Copy whichever lines contain the string "screenshot".

=======

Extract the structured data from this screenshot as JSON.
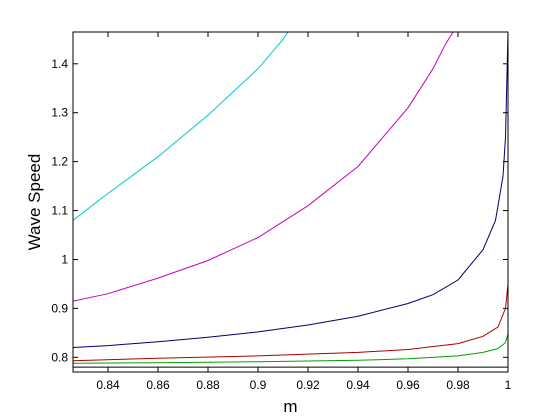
{
  "chart_data": {
    "type": "line",
    "title": "",
    "xlabel": "m",
    "ylabel": "Wave Speed",
    "xlim": [
      0.826,
      1.0
    ],
    "ylim": [
      0.77,
      1.465
    ],
    "xticks": [
      0.84,
      0.86,
      0.88,
      0.9,
      0.92,
      0.94,
      0.96,
      0.98,
      1
    ],
    "xtick_labels": [
      "0.84",
      "0.86",
      "0.88",
      "0.9",
      "0.92",
      "0.94",
      "0.96",
      "0.98",
      "1"
    ],
    "yticks": [
      0.8,
      0.9,
      1,
      1.1,
      1.2,
      1.3,
      1.4
    ],
    "ytick_labels": [
      "0.8",
      "0.9",
      "1",
      "1.1",
      "1.2",
      "1.3",
      "1.4"
    ],
    "grid": false,
    "series": [
      {
        "color": "#00c8d2",
        "x": [
          0.826,
          0.84,
          0.86,
          0.88,
          0.9,
          0.91,
          0.912
        ],
        "y": [
          1.08,
          1.135,
          1.21,
          1.295,
          1.39,
          1.45,
          1.465
        ]
      },
      {
        "color": "#c400c4",
        "x": [
          0.826,
          0.84,
          0.86,
          0.88,
          0.9,
          0.92,
          0.94,
          0.96,
          0.97,
          0.975,
          0.978
        ],
        "y": [
          0.915,
          0.93,
          0.962,
          0.998,
          1.045,
          1.11,
          1.19,
          1.31,
          1.39,
          1.44,
          1.465
        ]
      },
      {
        "color": "#00006e",
        "x": [
          0.826,
          0.84,
          0.86,
          0.88,
          0.9,
          0.92,
          0.94,
          0.96,
          0.97,
          0.98,
          0.99,
          0.995,
          0.998,
          0.999,
          1.0
        ],
        "y": [
          0.82,
          0.824,
          0.832,
          0.841,
          0.852,
          0.866,
          0.884,
          0.91,
          0.928,
          0.958,
          1.02,
          1.08,
          1.17,
          1.25,
          1.465
        ]
      },
      {
        "color": "#aa0000",
        "x": [
          0.826,
          0.86,
          0.9,
          0.94,
          0.96,
          0.98,
          0.99,
          0.996,
          0.999,
          1.0
        ],
        "y": [
          0.793,
          0.798,
          0.803,
          0.81,
          0.816,
          0.828,
          0.843,
          0.862,
          0.9,
          0.95
        ]
      },
      {
        "color": "#00a000",
        "x": [
          0.826,
          0.86,
          0.9,
          0.94,
          0.96,
          0.98,
          0.99,
          0.996,
          0.999,
          1.0
        ],
        "y": [
          0.788,
          0.789,
          0.791,
          0.794,
          0.797,
          0.803,
          0.81,
          0.818,
          0.83,
          0.848
        ]
      },
      {
        "color": "#000000",
        "x": [
          0.826,
          0.9,
          1.0
        ],
        "y": [
          0.78,
          0.78,
          0.78
        ]
      }
    ]
  }
}
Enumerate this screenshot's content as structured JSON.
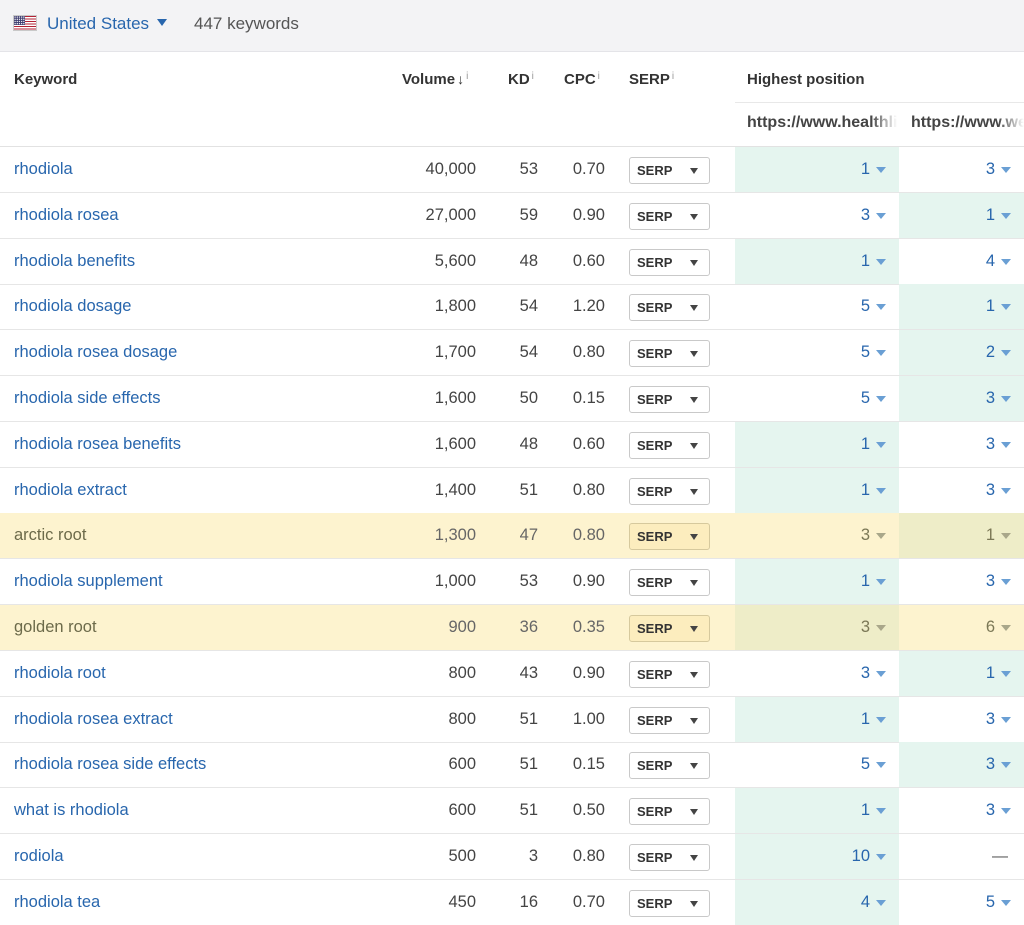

=======

Result for this exercise —
Extract the structured data from this screenshot as JSON.
Enumerate this screenshot's content as structured JSON.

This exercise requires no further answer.